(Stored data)

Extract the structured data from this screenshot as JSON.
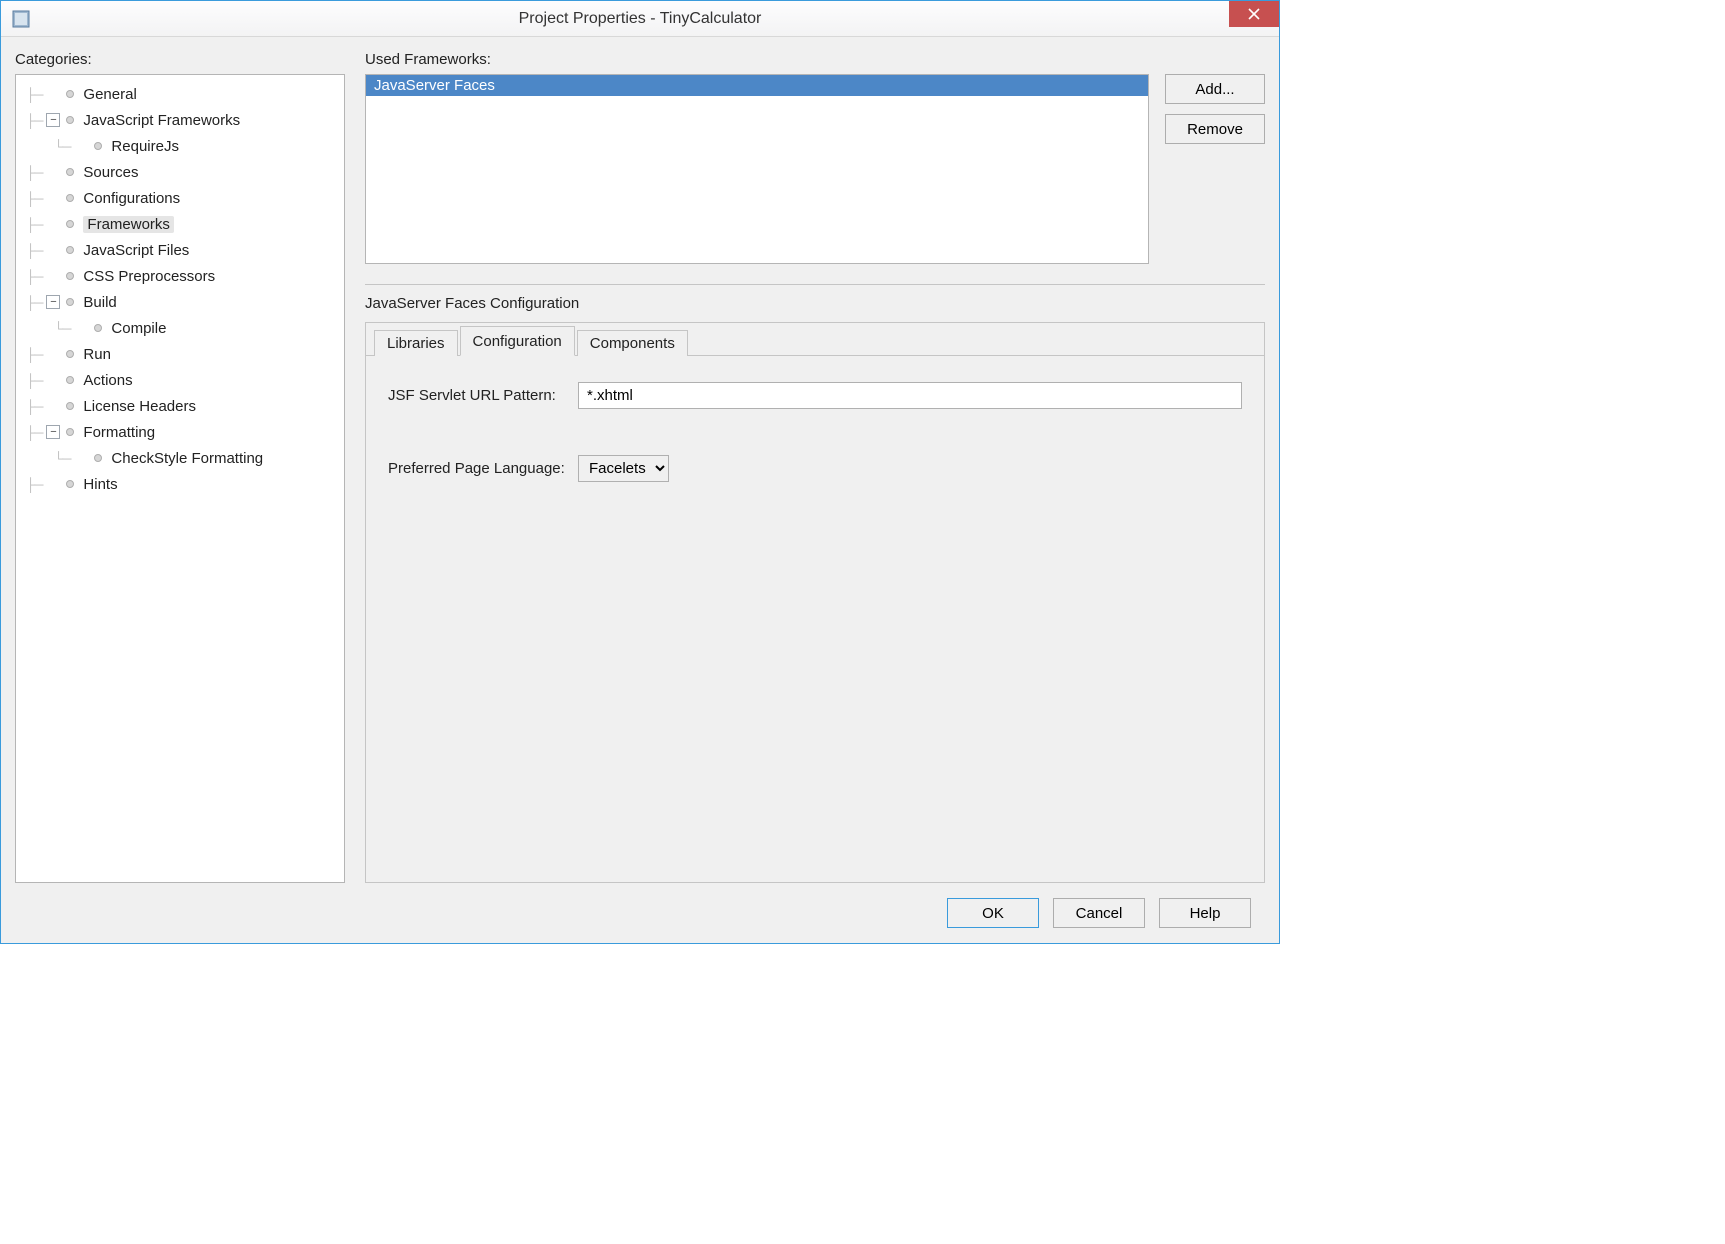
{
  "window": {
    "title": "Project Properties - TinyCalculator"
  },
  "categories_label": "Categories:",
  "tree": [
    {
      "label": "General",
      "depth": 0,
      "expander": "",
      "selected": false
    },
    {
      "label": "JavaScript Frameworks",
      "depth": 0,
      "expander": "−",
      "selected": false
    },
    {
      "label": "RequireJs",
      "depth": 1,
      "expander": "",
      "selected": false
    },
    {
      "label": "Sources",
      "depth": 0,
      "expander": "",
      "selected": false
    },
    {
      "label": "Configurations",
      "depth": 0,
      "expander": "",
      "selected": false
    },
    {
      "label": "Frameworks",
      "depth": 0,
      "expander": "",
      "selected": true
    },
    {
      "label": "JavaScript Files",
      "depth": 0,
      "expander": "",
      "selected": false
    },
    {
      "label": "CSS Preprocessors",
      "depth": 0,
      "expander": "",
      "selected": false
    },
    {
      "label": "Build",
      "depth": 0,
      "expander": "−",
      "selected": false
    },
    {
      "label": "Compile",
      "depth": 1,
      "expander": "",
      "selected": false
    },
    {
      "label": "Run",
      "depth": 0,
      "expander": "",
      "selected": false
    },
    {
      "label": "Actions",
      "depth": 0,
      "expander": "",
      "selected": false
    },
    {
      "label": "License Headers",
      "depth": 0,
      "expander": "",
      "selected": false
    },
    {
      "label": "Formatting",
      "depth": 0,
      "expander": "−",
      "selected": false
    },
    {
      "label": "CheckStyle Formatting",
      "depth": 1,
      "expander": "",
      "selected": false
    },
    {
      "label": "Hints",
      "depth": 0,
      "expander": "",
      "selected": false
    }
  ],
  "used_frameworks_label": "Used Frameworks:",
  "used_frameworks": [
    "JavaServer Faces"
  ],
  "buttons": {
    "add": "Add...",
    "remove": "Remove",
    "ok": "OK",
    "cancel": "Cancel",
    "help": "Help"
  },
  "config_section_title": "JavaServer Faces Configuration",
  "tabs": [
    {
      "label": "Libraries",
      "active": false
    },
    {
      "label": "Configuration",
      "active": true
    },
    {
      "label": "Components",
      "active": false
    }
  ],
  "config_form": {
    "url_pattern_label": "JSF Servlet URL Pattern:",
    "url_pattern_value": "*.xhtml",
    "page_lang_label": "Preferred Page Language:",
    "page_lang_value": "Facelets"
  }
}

--

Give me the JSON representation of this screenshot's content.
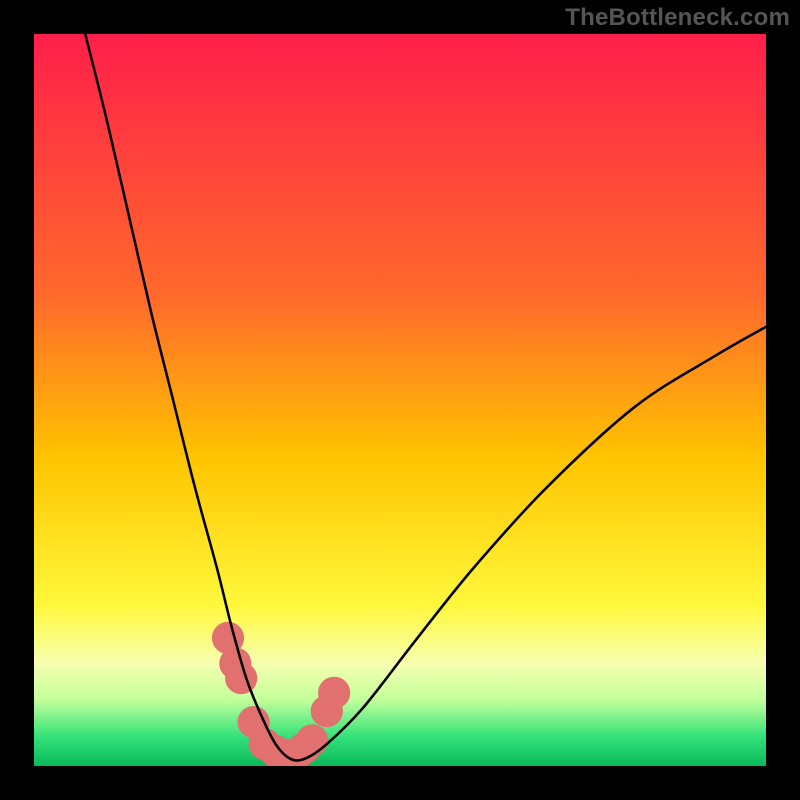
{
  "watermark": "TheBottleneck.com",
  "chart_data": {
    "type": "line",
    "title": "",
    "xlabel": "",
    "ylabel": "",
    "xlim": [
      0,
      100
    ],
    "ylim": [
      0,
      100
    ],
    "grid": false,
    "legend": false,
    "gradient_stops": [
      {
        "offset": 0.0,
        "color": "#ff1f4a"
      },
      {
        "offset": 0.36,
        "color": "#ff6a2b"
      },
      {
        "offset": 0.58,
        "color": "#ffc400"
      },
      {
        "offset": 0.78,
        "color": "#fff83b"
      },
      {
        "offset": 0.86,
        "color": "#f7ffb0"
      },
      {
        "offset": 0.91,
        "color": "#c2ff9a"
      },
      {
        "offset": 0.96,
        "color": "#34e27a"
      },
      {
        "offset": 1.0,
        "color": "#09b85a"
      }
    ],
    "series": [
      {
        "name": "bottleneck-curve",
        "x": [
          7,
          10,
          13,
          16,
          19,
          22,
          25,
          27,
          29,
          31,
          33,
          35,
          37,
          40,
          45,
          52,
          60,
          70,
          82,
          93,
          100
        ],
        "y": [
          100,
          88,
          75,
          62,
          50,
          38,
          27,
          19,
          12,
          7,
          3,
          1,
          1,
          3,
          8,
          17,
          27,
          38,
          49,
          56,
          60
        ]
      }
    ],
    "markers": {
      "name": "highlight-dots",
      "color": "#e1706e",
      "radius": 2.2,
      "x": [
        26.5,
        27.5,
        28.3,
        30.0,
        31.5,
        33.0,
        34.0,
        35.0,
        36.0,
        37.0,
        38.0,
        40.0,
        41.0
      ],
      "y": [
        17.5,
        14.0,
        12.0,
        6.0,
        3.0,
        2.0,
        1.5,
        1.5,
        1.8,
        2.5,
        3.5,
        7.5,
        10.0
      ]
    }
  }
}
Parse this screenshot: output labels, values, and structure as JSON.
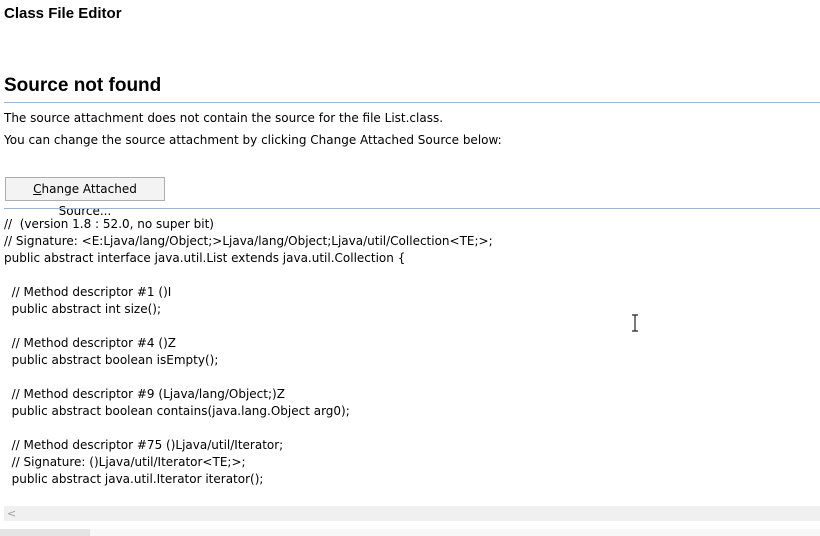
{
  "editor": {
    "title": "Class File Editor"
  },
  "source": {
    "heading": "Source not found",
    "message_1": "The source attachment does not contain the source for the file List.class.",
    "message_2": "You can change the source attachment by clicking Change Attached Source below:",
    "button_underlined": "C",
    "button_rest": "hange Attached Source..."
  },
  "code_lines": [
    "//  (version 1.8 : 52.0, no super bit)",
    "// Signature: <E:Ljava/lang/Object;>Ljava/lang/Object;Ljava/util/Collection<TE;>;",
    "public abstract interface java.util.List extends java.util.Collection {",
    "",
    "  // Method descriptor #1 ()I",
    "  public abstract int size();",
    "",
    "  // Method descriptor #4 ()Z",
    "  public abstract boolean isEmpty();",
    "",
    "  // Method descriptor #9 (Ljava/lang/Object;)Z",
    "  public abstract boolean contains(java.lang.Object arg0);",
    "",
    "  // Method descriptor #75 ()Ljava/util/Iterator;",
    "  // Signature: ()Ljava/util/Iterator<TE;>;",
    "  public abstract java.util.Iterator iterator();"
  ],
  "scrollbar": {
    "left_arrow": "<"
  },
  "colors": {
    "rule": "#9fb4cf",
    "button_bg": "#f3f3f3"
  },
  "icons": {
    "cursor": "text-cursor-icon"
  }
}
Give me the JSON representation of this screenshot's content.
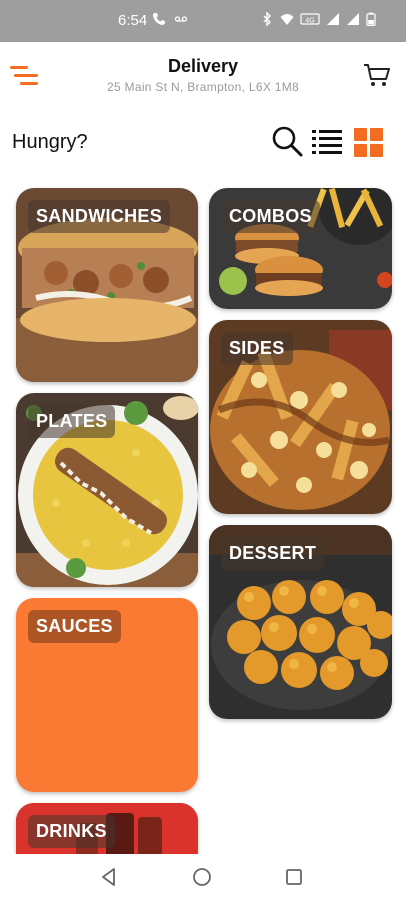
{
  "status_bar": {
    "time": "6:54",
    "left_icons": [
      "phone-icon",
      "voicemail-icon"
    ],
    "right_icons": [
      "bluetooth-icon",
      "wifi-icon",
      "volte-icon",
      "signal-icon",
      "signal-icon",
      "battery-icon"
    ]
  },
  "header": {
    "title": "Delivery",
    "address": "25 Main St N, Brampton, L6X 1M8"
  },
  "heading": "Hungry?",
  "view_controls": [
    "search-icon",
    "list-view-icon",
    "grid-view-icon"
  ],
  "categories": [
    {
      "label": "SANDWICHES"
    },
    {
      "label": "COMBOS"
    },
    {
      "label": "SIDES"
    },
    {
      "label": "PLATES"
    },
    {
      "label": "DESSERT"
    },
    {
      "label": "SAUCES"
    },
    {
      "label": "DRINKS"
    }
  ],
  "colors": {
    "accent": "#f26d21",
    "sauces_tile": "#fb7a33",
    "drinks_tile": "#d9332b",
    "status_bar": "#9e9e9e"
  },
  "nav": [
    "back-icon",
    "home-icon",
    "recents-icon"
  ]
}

(What is expected) Select, from the listing, all lines that include the word "Formatting".

(Finished task)
      "label": "Formatting",
      "label": "CheckStyle Formatting",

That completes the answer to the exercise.